#### Dataset ####
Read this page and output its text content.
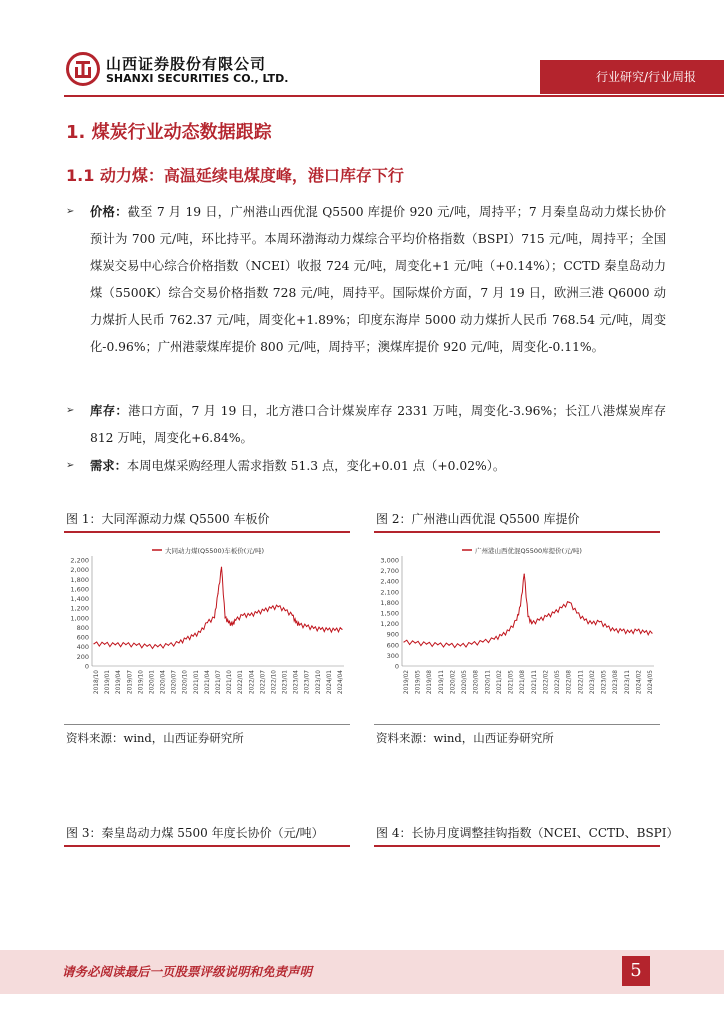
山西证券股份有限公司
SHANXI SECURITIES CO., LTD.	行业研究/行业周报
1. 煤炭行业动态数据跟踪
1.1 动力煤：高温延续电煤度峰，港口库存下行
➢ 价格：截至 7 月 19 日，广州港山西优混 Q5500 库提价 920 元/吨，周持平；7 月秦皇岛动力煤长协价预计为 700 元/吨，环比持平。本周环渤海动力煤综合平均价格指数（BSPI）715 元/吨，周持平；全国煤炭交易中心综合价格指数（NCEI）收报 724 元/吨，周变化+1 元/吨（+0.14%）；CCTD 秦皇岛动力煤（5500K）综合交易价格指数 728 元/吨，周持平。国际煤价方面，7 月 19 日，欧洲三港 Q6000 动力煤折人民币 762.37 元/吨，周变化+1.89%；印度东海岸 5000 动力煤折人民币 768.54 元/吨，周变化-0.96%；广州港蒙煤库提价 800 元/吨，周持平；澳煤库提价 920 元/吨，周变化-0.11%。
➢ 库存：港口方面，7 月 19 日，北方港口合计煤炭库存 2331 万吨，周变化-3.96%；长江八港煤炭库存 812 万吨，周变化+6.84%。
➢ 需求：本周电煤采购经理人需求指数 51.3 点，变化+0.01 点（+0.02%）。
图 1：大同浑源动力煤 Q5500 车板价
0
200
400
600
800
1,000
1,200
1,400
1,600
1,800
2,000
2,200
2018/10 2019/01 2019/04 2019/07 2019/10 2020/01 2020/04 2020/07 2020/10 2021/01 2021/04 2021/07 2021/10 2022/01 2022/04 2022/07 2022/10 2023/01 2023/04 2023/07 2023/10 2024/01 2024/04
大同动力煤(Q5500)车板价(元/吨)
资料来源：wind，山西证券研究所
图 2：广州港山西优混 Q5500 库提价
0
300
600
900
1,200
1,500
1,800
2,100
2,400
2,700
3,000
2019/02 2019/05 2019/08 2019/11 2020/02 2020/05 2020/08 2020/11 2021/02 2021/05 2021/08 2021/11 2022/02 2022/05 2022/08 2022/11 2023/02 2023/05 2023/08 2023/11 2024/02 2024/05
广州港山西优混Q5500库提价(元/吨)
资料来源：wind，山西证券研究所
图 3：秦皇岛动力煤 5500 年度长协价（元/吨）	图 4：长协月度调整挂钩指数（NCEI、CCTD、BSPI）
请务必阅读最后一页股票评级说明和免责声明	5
####
▸ Prompt:
Take the records above and transcribe them exactly, dropping every picture.

▸ Solution for this exercise:
Read this page and output its text content.
山西证券股份有限公司
SHANXI SECURITIES CO., LTD.	行业研究/行业周报
1. 煤炭行业动态数据跟踪
1.1 动力煤：高温延续电煤度峰，港口库存下行
➢ 价格：截至 7 月 19 日，广州港山西优混 Q5500 库提价 920 元/吨，周持平；7 月秦皇岛动力煤长协价预计为 700 元/吨，环比持平。本周环渤海动力煤综合平均价格指数（BSPI）715 元/吨，周持平；全国煤炭交易中心综合价格指数（NCEI）收报 724 元/吨，周变化+1 元/吨（+0.14%）；CCTD 秦皇岛动力煤（5500K）综合交易价格指数 728 元/吨，周持平。国际煤价方面，7 月 19 日，欧洲三港 Q6000 动力煤折人民币 762.37 元/吨，周变化+1.89%；印度东海岸 5000 动力煤折人民币 768.54 元/吨，周变化-0.96%；广州港蒙煤库提价 800 元/吨，周持平；澳煤库提价 920 元/吨，周变化-0.11%。
➢ 库存：港口方面，7 月 19 日，北方港口合计煤炭库存 2331 万吨，周变化-3.96%；长江八港煤炭库存 812 万吨，周变化+6.84%。
➢ 需求：本周电煤采购经理人需求指数 51.3 点，变化+0.01 点（+0.02%）。
图 1：大同浑源动力煤 Q5500 车板价
0
200
400
600
800
1,000
1,200
1,400
1,600
1,800
2,000
2,200
2018/10 2019/01 2019/04 2019/07 2019/10 2020/01 2020/04 2020/07 2020/10 2021/01 2021/04 2021/07 2021/10 2022/01 2022/04 2022/07 2022/10 2023/01 2023/04 2023/07 2023/10 2024/01 2024/04
大同动力煤(Q5500)车板价(元/吨)
资料来源：wind，山西证券研究所
图 2：广州港山西优混 Q5500 库提价
0
300
600
900
1,200
1,500
1,800
2,100
2,400
2,700
3,000
2019/02 2019/05 2019/08 2019/11 2020/02 2020/05 2020/08 2020/11 2021/02 2021/05 2021/08 2021/11 2022/02 2022/05 2022/08 2022/11 2023/02 2023/05 2023/08 2023/11 2024/02 2024/05
广州港山西优混Q5500库提价(元/吨)
资料来源：wind，山西证券研究所
图 3：秦皇岛动力煤 5500 年度长协价（元/吨）	图 4：长协月度调整挂钩指数（NCEI、CCTD、BSPI）
请务必阅读最后一页股票评级说明和免责声明	5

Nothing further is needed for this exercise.